## GIVEN PROBLEM:
Pull every line holding the string "администрациями" from the records below.

Source records:

☆ ☆ ☆ ☆ ☆

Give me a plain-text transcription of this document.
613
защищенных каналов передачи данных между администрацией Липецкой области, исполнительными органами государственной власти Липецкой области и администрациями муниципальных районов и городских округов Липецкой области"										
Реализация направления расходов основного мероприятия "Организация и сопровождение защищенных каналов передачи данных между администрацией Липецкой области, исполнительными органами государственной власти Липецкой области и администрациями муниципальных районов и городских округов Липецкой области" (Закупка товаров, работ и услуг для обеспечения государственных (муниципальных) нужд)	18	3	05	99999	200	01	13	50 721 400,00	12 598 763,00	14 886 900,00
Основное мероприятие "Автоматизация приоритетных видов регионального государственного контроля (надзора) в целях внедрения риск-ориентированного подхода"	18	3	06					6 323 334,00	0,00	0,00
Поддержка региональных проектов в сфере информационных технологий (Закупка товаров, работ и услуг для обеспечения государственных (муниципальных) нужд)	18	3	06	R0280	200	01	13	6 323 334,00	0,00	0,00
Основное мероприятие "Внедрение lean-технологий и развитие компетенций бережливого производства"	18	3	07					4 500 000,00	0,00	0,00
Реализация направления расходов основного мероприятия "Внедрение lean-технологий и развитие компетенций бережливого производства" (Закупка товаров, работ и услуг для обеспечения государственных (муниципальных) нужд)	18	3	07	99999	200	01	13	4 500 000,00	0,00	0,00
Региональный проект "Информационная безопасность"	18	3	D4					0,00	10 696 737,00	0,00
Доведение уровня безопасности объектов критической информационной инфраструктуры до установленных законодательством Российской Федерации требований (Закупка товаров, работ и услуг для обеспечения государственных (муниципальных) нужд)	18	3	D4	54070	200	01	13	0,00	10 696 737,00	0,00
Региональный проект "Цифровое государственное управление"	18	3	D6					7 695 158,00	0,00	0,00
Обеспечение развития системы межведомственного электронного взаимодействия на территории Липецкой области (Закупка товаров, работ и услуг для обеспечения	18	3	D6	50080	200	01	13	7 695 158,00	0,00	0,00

☆ ☆ ☆ ☆ ☆

## FINISHED TASK:
защищенных каналов передачи данных между администрацией Липецкой области, исполнительными органами государственной власти Липецкой области и администрациями муниципальных районов и городских округов Липецкой области"										
Реализация направления расходов основного мероприятия "Организация и сопровождение защищенных каналов передачи данных между администрацией Липецкой области, исполнительными органами государственной власти Липецкой области и администрациями муниципальных районов и городских округов Липецкой области" (Закупка товаров, работ и услуг для обеспечения государственных (муниципальных) нужд)	18	3	05	99999	200	01	13	50 721 400,00	12 598 763,00	14 886 900,00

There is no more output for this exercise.